OBJECTIVE:
In the data below, find each line containing the string "Zawarcie" and return it.

— START DATA EXTRACT —

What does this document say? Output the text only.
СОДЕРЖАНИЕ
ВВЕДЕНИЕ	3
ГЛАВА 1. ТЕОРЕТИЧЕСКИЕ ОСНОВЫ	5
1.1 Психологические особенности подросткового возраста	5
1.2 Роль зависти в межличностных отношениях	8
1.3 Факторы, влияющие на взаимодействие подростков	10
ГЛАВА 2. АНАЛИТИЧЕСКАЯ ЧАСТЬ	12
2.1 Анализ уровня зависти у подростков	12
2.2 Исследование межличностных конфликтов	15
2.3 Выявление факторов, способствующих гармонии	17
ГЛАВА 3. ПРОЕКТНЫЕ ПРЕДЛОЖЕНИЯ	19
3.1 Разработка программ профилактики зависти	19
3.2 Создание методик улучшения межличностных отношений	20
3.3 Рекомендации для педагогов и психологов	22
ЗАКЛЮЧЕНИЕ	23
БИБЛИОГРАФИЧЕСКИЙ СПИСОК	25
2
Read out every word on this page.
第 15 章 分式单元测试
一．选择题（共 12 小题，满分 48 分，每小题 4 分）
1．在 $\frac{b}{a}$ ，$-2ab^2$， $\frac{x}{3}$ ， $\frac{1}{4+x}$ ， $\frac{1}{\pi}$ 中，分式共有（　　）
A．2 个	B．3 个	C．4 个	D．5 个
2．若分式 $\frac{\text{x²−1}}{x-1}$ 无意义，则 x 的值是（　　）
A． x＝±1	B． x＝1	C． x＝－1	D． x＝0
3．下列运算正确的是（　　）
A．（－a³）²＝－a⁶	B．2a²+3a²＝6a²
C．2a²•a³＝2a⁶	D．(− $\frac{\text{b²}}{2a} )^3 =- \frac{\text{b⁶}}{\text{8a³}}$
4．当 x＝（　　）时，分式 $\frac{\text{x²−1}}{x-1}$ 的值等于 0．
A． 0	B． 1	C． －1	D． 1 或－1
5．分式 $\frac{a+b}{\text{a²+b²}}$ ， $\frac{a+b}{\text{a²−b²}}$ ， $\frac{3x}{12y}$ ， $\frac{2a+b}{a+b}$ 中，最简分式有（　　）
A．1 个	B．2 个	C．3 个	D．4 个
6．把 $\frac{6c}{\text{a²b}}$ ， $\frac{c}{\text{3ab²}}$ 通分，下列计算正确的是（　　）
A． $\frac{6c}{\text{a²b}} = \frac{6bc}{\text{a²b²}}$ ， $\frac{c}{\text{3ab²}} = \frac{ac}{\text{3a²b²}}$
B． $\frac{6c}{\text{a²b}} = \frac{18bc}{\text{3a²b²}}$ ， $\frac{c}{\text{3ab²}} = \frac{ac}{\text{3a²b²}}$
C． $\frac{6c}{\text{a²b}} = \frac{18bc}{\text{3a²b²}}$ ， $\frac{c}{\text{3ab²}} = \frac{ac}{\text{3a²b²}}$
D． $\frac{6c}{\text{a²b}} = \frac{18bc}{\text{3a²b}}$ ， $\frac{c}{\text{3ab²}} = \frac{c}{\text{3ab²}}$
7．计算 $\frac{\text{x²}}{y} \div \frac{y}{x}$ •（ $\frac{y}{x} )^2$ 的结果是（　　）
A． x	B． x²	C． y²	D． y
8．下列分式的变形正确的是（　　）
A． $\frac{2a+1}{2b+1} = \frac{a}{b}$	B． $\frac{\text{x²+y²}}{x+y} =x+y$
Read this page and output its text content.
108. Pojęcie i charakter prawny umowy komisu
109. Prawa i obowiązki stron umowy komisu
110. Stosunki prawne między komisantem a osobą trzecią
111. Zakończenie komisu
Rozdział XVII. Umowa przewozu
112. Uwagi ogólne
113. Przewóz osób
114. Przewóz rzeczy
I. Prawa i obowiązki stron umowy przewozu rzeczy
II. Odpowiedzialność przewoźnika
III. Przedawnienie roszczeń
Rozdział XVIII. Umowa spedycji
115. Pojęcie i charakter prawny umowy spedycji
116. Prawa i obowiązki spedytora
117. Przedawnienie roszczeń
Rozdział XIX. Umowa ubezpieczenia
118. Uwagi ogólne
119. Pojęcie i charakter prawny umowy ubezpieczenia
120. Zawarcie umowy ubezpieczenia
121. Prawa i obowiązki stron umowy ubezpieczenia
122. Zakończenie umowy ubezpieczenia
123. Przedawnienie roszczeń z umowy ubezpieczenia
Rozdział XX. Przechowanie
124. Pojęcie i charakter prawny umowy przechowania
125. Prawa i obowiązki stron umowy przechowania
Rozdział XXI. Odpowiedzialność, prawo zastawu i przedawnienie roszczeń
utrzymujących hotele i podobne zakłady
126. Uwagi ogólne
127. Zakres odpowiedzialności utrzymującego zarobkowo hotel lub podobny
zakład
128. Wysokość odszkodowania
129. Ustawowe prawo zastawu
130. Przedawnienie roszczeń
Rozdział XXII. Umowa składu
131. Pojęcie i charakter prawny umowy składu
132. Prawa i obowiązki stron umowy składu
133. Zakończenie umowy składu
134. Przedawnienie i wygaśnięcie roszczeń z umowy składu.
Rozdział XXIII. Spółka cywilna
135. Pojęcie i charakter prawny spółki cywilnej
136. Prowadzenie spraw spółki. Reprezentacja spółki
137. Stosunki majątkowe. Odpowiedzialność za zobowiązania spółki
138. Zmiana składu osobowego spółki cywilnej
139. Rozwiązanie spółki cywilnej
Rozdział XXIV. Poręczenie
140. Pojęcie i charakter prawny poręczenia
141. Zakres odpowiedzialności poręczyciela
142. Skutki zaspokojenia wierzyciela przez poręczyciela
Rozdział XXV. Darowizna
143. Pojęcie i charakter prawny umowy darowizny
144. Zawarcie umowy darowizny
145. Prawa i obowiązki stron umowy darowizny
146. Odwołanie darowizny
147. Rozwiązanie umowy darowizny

— END DATA EXTRACT —

EXERCISE OUTPUT:
120. Zawarcie umowy ubezpieczenia
144. Zawarcie umowy darowizny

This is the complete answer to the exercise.